**Directions for this task**. Return the material exactly as supplied, apart from the pictures, which are omitted.

**Items**.
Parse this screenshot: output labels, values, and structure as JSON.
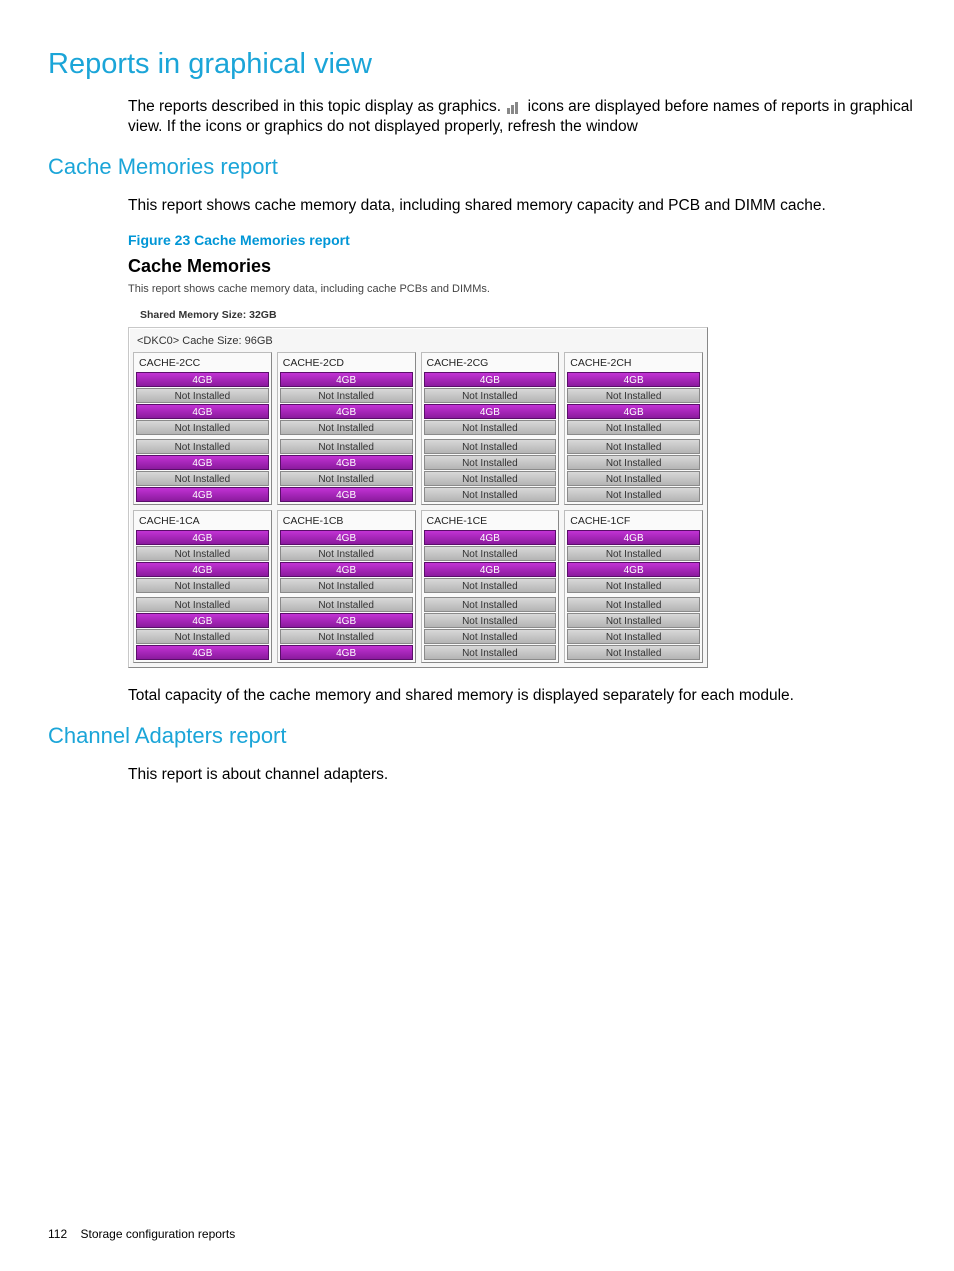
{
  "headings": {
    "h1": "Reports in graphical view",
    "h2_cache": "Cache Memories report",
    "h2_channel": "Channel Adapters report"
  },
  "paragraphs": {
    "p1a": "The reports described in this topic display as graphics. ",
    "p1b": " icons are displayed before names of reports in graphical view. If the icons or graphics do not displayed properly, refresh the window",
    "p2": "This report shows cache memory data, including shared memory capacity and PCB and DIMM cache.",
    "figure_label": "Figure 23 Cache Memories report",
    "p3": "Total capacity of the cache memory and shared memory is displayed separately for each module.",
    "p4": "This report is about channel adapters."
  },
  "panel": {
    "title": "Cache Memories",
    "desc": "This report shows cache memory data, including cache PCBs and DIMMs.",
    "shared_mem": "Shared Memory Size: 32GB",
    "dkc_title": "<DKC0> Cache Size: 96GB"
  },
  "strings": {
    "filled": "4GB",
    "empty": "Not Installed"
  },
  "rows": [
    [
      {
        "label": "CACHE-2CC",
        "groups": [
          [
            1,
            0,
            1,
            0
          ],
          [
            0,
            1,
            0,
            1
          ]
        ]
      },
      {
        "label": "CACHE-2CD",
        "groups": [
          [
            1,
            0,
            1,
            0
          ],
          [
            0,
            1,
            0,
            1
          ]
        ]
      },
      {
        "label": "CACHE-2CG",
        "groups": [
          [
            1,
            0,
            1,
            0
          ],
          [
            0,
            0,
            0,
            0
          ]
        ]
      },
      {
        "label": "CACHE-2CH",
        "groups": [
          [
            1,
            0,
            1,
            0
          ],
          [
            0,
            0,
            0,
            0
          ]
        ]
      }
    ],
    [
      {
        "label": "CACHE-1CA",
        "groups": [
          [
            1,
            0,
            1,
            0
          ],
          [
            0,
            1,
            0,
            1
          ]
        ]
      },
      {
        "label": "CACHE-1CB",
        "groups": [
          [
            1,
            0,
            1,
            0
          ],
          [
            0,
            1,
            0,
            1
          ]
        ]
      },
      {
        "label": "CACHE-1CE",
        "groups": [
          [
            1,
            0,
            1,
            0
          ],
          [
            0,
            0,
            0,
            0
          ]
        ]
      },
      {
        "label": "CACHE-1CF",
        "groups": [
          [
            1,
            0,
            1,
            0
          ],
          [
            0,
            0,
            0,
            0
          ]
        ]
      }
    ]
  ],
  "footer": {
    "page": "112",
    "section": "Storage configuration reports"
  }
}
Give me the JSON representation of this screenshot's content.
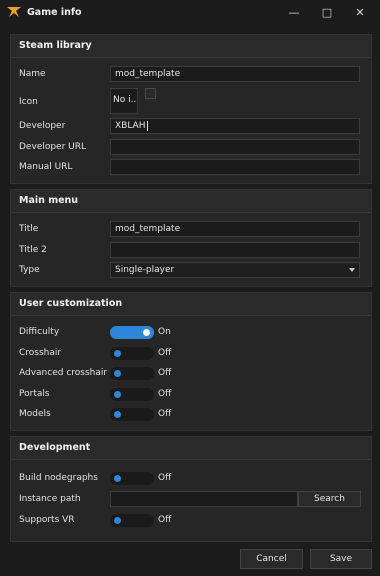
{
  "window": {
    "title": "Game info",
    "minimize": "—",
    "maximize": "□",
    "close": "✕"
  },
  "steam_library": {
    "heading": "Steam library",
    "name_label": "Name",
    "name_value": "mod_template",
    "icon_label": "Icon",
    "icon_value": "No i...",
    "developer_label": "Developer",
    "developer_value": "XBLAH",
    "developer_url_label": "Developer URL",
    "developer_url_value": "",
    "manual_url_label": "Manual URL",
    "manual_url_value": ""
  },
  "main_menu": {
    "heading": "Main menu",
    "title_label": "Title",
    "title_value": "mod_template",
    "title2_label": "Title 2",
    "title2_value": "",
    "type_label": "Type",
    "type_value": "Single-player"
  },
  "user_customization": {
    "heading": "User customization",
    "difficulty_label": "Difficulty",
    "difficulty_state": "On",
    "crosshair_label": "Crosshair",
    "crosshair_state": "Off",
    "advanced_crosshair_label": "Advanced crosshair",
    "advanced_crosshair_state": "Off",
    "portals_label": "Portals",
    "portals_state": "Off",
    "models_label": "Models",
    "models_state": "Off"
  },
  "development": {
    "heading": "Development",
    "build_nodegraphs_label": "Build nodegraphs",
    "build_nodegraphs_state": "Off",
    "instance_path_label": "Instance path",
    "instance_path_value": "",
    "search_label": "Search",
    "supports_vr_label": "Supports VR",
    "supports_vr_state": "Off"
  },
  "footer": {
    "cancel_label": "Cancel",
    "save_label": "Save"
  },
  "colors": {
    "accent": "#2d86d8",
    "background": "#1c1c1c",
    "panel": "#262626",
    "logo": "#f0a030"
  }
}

**The solution**.
Parse this screenshot: output labels, values, and structure as JSON.
{
  "headings": {
    "h1": "Reports in graphical view",
    "h2_cache": "Cache Memories report",
    "h2_channel": "Channel Adapters report"
  },
  "paragraphs": {
    "p1a": "The reports described in this topic display as graphics. ",
    "p1b": " icons are displayed before names of reports in graphical view. If the icons or graphics do not displayed properly, refresh the window",
    "p2": "This report shows cache memory data, including shared memory capacity and PCB and DIMM cache.",
    "figure_label": "Figure 23 Cache Memories report",
    "p3": "Total capacity of the cache memory and shared memory is displayed separately for each module.",
    "p4": "This report is about channel adapters."
  },
  "panel": {
    "title": "Cache Memories",
    "desc": "This report shows cache memory data, including cache PCBs and DIMMs.",
    "shared_mem": "Shared Memory Size: 32GB",
    "dkc_title": "<DKC0> Cache Size: 96GB"
  },
  "strings": {
    "filled": "4GB",
    "empty": "Not Installed"
  },
  "rows": [
    [
      {
        "label": "CACHE-2CC",
        "groups": [
          [
            1,
            0,
            1,
            0
          ],
          [
            0,
            1,
            0,
            1
          ]
        ]
      },
      {
        "label": "CACHE-2CD",
        "groups": [
          [
            1,
            0,
            1,
            0
          ],
          [
            0,
            1,
            0,
            1
          ]
        ]
      },
      {
        "label": "CACHE-2CG",
        "groups": [
          [
            1,
            0,
            1,
            0
          ],
          [
            0,
            0,
            0,
            0
          ]
        ]
      },
      {
        "label": "CACHE-2CH",
        "groups": [
          [
            1,
            0,
            1,
            0
          ],
          [
            0,
            0,
            0,
            0
          ]
        ]
      }
    ],
    [
      {
        "label": "CACHE-1CA",
        "groups": [
          [
            1,
            0,
            1,
            0
          ],
          [
            0,
            1,
            0,
            1
          ]
        ]
      },
      {
        "label": "CACHE-1CB",
        "groups": [
          [
            1,
            0,
            1,
            0
          ],
          [
            0,
            1,
            0,
            1
          ]
        ]
      },
      {
        "label": "CACHE-1CE",
        "groups": [
          [
            1,
            0,
            1,
            0
          ],
          [
            0,
            0,
            0,
            0
          ]
        ]
      },
      {
        "label": "CACHE-1CF",
        "groups": [
          [
            1,
            0,
            1,
            0
          ],
          [
            0,
            0,
            0,
            0
          ]
        ]
      }
    ]
  ],
  "footer": {
    "page": "112",
    "section": "Storage configuration reports"
  }
}
Give me the JSON representation of this screenshot's content.
{
  "window": {
    "title": "Game info",
    "minimize": "—",
    "maximize": "□",
    "close": "✕"
  },
  "steam_library": {
    "heading": "Steam library",
    "name_label": "Name",
    "name_value": "mod_template",
    "icon_label": "Icon",
    "icon_value": "No i...",
    "developer_label": "Developer",
    "developer_value": "XBLAH",
    "developer_url_label": "Developer URL",
    "developer_url_value": "",
    "manual_url_label": "Manual URL",
    "manual_url_value": ""
  },
  "main_menu": {
    "heading": "Main menu",
    "title_label": "Title",
    "title_value": "mod_template",
    "title2_label": "Title 2",
    "title2_value": "",
    "type_label": "Type",
    "type_value": "Single-player"
  },
  "user_customization": {
    "heading": "User customization",
    "difficulty_label": "Difficulty",
    "difficulty_state": "On",
    "crosshair_label": "Crosshair",
    "crosshair_state": "Off",
    "advanced_crosshair_label": "Advanced crosshair",
    "advanced_crosshair_state": "Off",
    "portals_label": "Portals",
    "portals_state": "Off",
    "models_label": "Models",
    "models_state": "Off"
  },
  "development": {
    "heading": "Development",
    "build_nodegraphs_label": "Build nodegraphs",
    "build_nodegraphs_state": "Off",
    "instance_path_label": "Instance path",
    "instance_path_value": "",
    "search_label": "Search",
    "supports_vr_label": "Supports VR",
    "supports_vr_state": "Off"
  },
  "footer": {
    "cancel_label": "Cancel",
    "save_label": "Save"
  },
  "colors": {
    "accent": "#2d86d8",
    "background": "#1c1c1c",
    "panel": "#262626",
    "logo": "#f0a030"
  }
}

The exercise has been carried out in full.